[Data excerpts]
▬▬▬

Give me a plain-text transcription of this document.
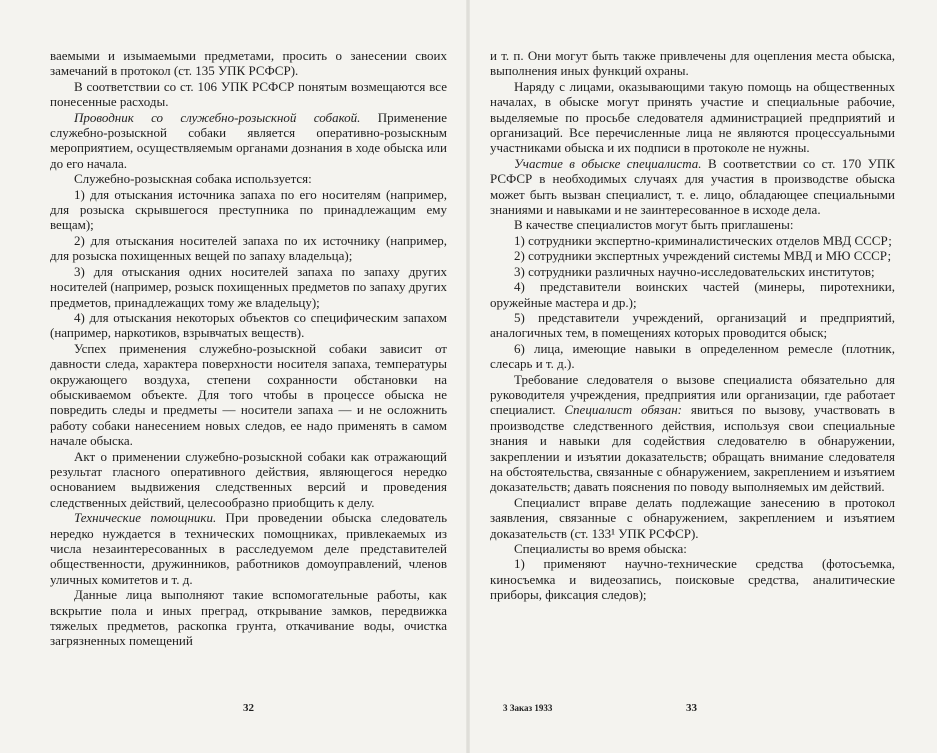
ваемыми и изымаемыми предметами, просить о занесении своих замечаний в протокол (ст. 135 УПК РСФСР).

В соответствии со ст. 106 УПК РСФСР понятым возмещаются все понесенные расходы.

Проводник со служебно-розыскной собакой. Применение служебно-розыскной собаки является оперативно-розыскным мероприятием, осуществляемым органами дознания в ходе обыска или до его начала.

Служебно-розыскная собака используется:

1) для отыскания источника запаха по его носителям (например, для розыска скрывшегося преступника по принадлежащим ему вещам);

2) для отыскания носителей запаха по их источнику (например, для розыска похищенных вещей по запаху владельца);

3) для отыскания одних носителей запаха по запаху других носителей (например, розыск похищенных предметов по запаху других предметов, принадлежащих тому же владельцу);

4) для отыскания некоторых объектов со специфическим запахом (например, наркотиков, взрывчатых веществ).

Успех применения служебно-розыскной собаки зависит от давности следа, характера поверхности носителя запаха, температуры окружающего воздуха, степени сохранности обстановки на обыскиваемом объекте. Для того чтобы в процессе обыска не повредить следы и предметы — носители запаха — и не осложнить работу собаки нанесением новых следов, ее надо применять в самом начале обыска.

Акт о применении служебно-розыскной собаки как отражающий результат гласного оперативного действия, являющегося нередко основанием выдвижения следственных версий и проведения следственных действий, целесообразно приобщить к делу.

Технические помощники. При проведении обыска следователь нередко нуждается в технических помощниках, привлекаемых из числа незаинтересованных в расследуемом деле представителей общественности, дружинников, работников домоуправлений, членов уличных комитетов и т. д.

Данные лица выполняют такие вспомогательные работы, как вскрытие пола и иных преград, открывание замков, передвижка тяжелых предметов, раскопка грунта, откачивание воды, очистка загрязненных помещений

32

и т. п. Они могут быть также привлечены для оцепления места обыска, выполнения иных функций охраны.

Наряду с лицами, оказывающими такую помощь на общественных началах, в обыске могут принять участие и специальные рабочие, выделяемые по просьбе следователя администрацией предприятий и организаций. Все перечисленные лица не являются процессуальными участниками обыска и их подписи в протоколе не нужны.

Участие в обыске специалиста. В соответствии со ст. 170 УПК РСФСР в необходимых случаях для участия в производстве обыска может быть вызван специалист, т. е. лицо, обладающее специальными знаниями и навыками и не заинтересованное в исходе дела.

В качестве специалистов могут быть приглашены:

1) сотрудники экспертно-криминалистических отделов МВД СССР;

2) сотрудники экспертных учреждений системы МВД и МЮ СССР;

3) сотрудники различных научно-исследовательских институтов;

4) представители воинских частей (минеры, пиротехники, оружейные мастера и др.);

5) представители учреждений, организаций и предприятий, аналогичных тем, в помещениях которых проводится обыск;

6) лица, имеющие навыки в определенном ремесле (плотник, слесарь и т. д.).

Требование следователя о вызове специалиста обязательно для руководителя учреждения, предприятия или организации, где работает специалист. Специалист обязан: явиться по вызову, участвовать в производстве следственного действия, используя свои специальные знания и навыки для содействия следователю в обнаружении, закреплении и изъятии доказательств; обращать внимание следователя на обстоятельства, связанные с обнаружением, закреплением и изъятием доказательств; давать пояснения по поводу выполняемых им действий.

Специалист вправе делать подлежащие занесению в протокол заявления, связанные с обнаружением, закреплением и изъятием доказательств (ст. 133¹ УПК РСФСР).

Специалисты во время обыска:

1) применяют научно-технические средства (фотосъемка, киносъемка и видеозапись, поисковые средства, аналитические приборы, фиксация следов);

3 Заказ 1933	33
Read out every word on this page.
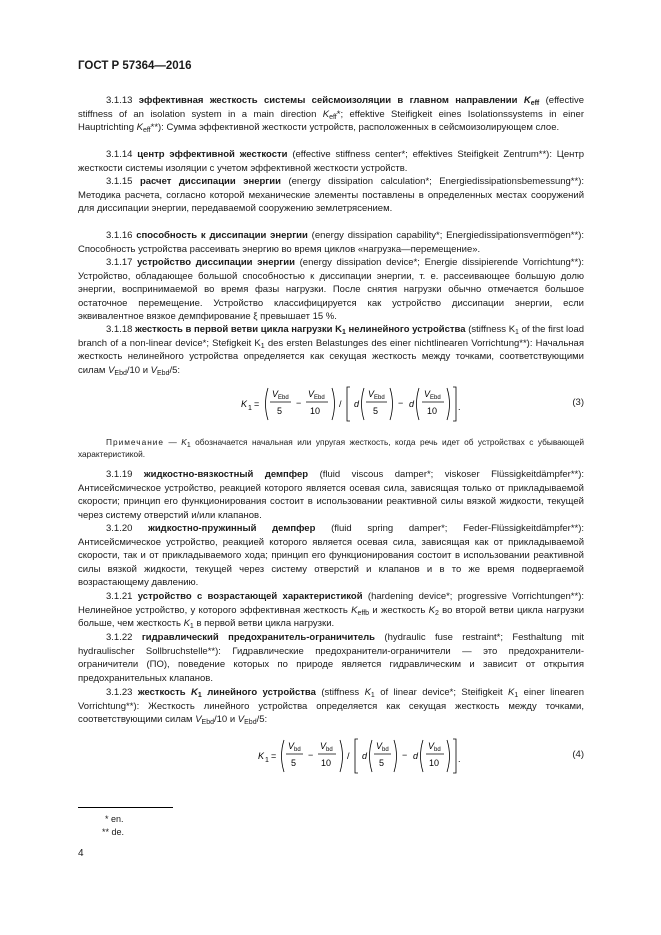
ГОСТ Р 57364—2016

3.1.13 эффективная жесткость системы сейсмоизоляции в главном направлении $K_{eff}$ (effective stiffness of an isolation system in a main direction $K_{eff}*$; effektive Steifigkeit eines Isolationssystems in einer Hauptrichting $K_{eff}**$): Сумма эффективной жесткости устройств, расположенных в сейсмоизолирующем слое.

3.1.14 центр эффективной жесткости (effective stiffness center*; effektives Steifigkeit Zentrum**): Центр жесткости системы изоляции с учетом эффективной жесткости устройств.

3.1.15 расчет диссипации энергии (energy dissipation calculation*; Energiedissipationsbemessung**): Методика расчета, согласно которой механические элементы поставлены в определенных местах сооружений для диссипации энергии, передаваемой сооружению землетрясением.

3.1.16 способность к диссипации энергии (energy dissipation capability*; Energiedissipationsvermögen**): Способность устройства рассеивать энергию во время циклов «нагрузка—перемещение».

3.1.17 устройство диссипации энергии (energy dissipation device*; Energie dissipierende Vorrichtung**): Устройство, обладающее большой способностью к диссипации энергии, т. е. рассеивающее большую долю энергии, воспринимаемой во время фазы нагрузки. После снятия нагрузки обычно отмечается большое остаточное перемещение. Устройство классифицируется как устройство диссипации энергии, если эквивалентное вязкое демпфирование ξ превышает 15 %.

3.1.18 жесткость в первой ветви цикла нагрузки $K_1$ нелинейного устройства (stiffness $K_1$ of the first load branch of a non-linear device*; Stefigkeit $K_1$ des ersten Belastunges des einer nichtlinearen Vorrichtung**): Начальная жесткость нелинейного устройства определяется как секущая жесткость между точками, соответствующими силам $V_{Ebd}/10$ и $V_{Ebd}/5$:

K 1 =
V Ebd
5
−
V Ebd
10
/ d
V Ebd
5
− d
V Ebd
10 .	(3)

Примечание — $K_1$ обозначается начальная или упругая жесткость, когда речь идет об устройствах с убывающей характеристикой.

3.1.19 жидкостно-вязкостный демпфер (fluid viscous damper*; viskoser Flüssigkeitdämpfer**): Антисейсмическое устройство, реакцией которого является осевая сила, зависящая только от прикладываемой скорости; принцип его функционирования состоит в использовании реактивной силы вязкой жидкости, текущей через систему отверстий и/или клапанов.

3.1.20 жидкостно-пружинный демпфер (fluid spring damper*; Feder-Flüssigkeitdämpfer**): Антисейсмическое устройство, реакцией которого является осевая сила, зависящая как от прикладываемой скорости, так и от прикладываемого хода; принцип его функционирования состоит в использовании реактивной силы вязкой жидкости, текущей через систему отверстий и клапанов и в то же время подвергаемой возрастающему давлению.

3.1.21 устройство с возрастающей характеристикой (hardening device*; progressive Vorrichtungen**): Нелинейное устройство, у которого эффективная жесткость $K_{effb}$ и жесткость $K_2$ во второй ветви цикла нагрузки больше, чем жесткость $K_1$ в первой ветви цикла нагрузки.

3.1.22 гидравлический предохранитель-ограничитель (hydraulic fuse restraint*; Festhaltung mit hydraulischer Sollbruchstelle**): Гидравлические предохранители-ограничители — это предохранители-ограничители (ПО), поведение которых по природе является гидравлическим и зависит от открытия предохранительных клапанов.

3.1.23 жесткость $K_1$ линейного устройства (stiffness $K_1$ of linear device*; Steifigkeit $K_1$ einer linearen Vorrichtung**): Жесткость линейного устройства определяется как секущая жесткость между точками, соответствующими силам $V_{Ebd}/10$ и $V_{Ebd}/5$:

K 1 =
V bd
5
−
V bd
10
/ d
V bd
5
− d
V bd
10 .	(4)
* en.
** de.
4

▬▬▬

_Problem description:_ Give only the count of lines in the data that include the string "действий".

_Expected answer:_ 2